── RECORDED DATA ──

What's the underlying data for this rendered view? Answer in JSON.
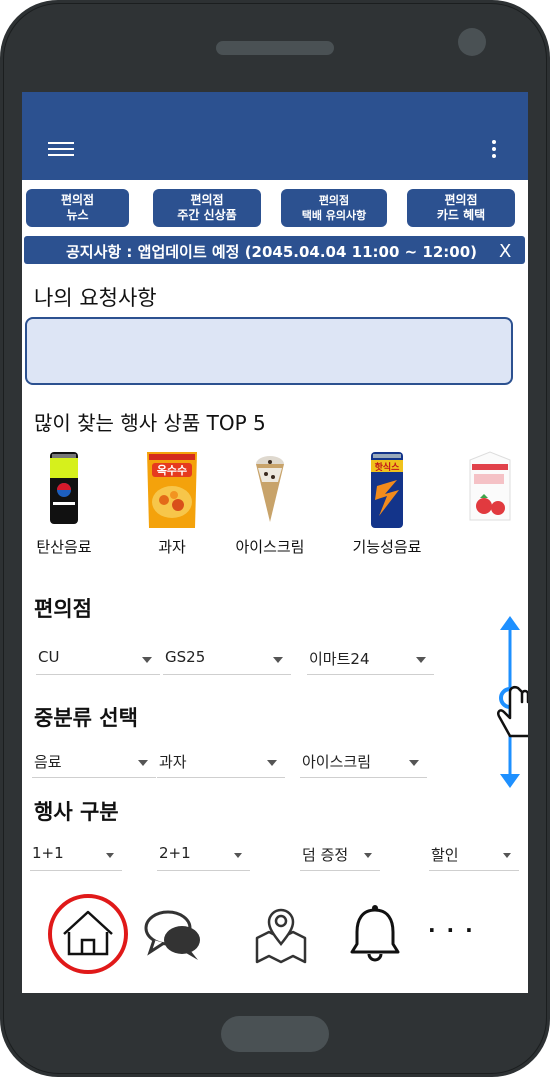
{
  "tabs": [
    {
      "line1": "편의점",
      "line2": "뉴스"
    },
    {
      "line1": "편의점",
      "line2": "주간 신상품"
    },
    {
      "line1": "편의점",
      "line2": "택배 유의사항"
    },
    {
      "line1": "편의점",
      "line2": "카드 혜택"
    }
  ],
  "notice": {
    "text": "공지사항 : 앱업데이트 예정 (2045.04.04 11:00 ~ 12:00)",
    "close": "X"
  },
  "request": {
    "title": "나의 요청사항",
    "value": ""
  },
  "top5": {
    "title": "많이 찾는 행사 상품 TOP 5",
    "items": [
      {
        "label": "탄산음료",
        "icon": "cola-can-icon"
      },
      {
        "label": "과자",
        "icon": "snack-bag-icon"
      },
      {
        "label": "아이스크림",
        "icon": "ice-cream-cone-icon"
      },
      {
        "label": "기능성음료",
        "icon": "energy-drink-can-icon"
      },
      {
        "label": "",
        "icon": "milk-carton-icon"
      }
    ]
  },
  "store": {
    "title": "편의점",
    "options": [
      "CU",
      "GS25",
      "이마트24"
    ]
  },
  "category": {
    "title": "중분류 선택",
    "options": [
      "음료",
      "과자",
      "아이스크림"
    ]
  },
  "event": {
    "title": "행사 구분",
    "options": [
      "1+1",
      "2+1",
      "덤 증정",
      "할인"
    ]
  },
  "bottom_nav": {
    "home": "home-icon",
    "chat": "chat-bubbles-icon",
    "map": "map-pin-icon",
    "alarm": "bell-icon",
    "more": "· · ·"
  },
  "colors": {
    "primary": "#2c5190",
    "request_fill": "#dde5f5",
    "scroll_hint": "#1e90ff",
    "home_ring": "#e01919"
  }
}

───

Pictures in the data above should not be copied; transcribe everything else exactly.

§ **EXERCISE OUTPUT**
What's the underlying data for this rendered view? Answer in JSON.
{
  "tabs": [
    {
      "line1": "편의점",
      "line2": "뉴스"
    },
    {
      "line1": "편의점",
      "line2": "주간 신상품"
    },
    {
      "line1": "편의점",
      "line2": "택배 유의사항"
    },
    {
      "line1": "편의점",
      "line2": "카드 혜택"
    }
  ],
  "notice": {
    "text": "공지사항 : 앱업데이트 예정 (2045.04.04 11:00 ~ 12:00)",
    "close": "X"
  },
  "request": {
    "title": "나의 요청사항",
    "value": ""
  },
  "top5": {
    "title": "많이 찾는 행사 상품 TOP 5",
    "items": [
      {
        "label": "탄산음료",
        "icon": "cola-can-icon"
      },
      {
        "label": "과자",
        "icon": "snack-bag-icon"
      },
      {
        "label": "아이스크림",
        "icon": "ice-cream-cone-icon"
      },
      {
        "label": "기능성음료",
        "icon": "energy-drink-can-icon"
      },
      {
        "label": "",
        "icon": "milk-carton-icon"
      }
    ]
  },
  "store": {
    "title": "편의점",
    "options": [
      "CU",
      "GS25",
      "이마트24"
    ]
  },
  "category": {
    "title": "중분류 선택",
    "options": [
      "음료",
      "과자",
      "아이스크림"
    ]
  },
  "event": {
    "title": "행사 구분",
    "options": [
      "1+1",
      "2+1",
      "덤 증정",
      "할인"
    ]
  },
  "bottom_nav": {
    "home": "home-icon",
    "chat": "chat-bubbles-icon",
    "map": "map-pin-icon",
    "alarm": "bell-icon",
    "more": "· · ·"
  },
  "colors": {
    "primary": "#2c5190",
    "request_fill": "#dde5f5",
    "scroll_hint": "#1e90ff",
    "home_ring": "#e01919"
  }
}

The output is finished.